Stated task
List each line holding the string "color".

Records provided
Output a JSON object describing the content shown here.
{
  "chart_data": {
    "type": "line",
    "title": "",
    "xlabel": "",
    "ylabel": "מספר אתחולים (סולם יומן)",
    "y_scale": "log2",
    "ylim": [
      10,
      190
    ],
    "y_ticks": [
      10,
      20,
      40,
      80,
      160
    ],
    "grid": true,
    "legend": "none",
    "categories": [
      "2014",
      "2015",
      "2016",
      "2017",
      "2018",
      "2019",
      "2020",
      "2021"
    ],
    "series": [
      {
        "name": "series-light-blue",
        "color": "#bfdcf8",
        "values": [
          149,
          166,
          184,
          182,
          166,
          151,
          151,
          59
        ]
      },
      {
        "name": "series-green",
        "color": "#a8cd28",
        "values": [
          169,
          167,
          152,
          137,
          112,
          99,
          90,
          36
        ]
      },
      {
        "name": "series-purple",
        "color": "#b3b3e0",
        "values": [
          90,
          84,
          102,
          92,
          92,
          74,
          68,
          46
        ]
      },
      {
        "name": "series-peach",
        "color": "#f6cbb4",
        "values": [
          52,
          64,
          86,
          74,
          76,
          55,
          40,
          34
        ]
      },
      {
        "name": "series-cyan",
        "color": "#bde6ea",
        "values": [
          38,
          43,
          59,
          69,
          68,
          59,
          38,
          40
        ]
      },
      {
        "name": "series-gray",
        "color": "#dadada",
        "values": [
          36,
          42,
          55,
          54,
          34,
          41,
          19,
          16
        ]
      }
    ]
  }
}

Exercise response
        "color": "#bfdcf8",
        "color": "#a8cd28",
        "color": "#b3b3e0",
        "color": "#f6cbb4",
        "color": "#bde6ea",
        "color": "#dadada",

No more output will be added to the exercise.